Exercise directions: Below are the records. List every line holding the word "EMERGENCY".

Data records:
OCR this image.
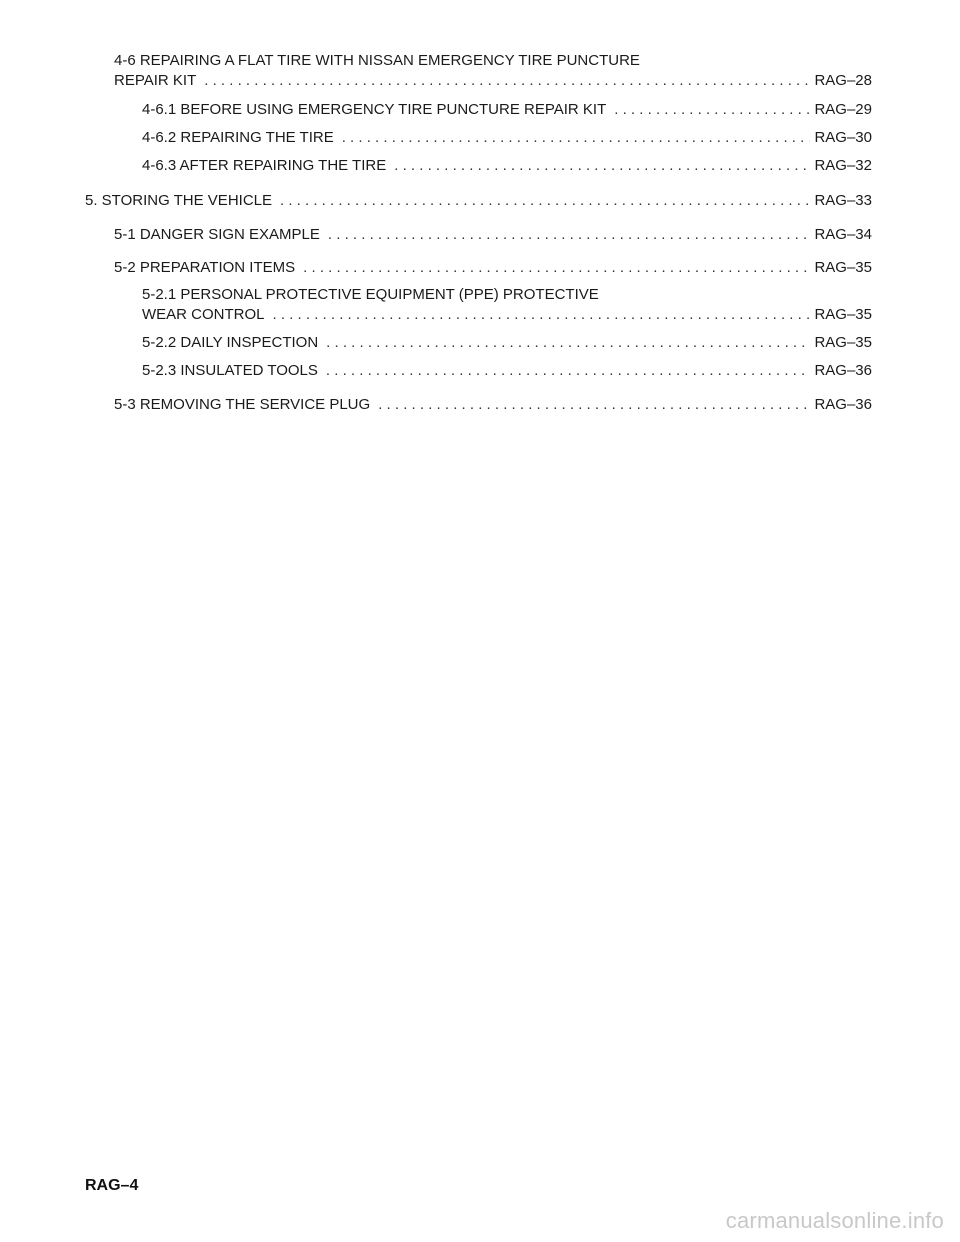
4-6 REPAIRING A FLAT TIRE WITH NISSAN EMERGENCY TIRE PUNCTURE
REPAIR KIT . . .	RAG–28
4-6.1 BEFORE USING EMERGENCY TIRE PUNCTURE REPAIR KIT . . .	RAG–29
4-6.2 REPAIRING THE TIRE . . .	RAG–30
4-6.3 AFTER REPAIRING THE TIRE . . .	RAG–32
5. STORING THE VEHICLE . . .	RAG–33
5-1 DANGER SIGN EXAMPLE . . .	RAG–34
5-2 PREPARATION ITEMS . . .	RAG–35
5-2.1 PERSONAL PROTECTIVE EQUIPMENT (PPE) PROTECTIVE
WEAR CONTROL . . .	RAG–35
5-2.2 DAILY INSPECTION . . .	RAG–35
5-2.3 INSULATED TOOLS . . .	RAG–36
5-3 REMOVING THE SERVICE PLUG . . .	RAG–36
RAG–4
carmanualsonline.info
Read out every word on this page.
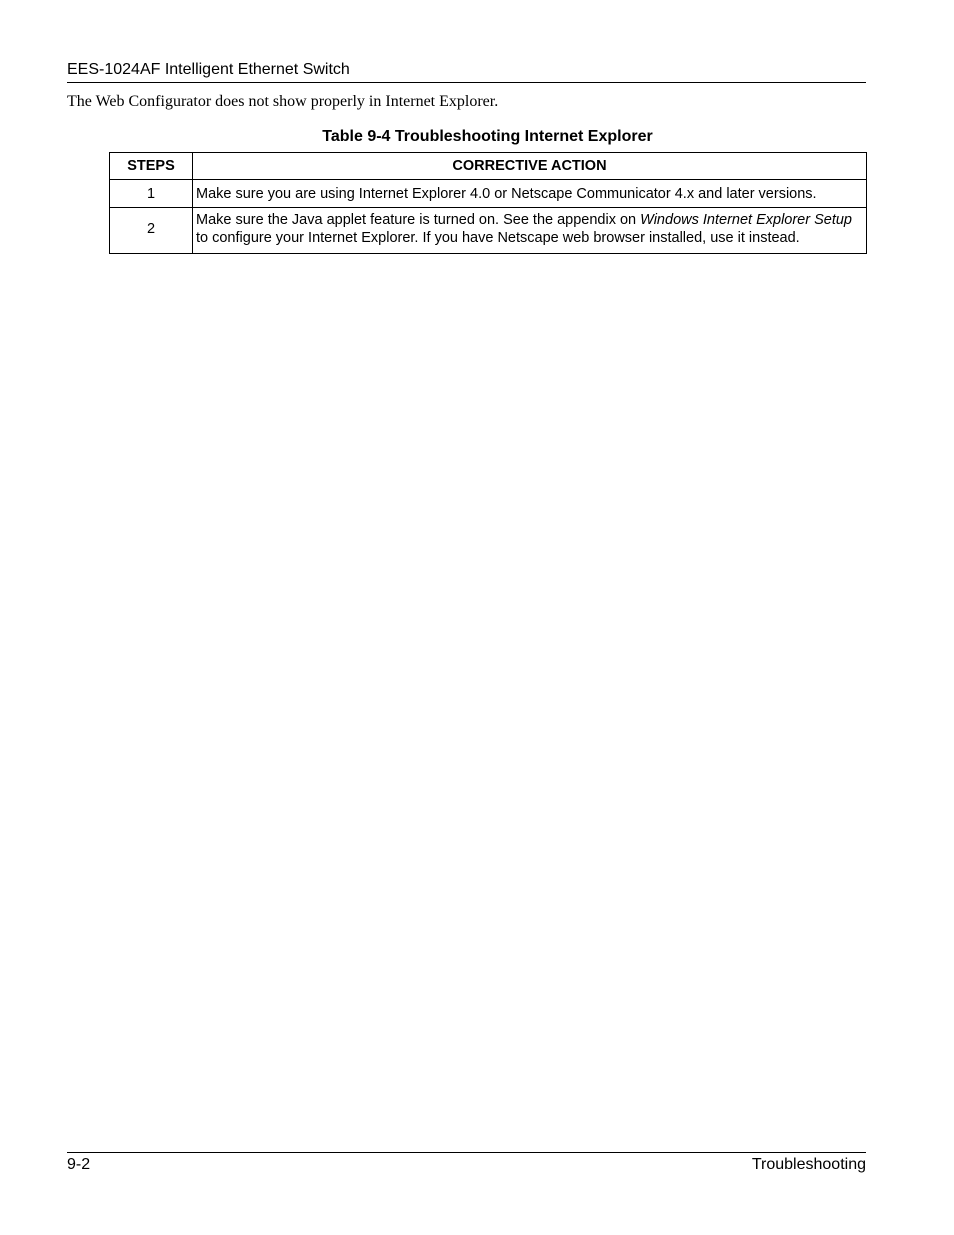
EES-1024AF Intelligent Ethernet Switch
The Web Configurator does not show properly in Internet Explorer.
Table 9-4 Troubleshooting Internet Explorer
STEPS	CORRECTIVE ACTION
1	Make sure you are using Internet Explorer 4.0 or Netscape Communicator 4.x and later versions.
2	Make sure the Java applet feature is turned on. See the appendix on Windows Internet Explorer Setup to configure your Internet Explorer. If you have Netscape web browser installed, use it instead.
9-2	Troubleshooting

Response to this task:
4-6 REPAIRING A FLAT TIRE WITH NISSAN EMERGENCY TIRE PUNCTURE
4-6.1 BEFORE USING EMERGENCY TIRE PUNCTURE REPAIR KIT . . .	RAG–29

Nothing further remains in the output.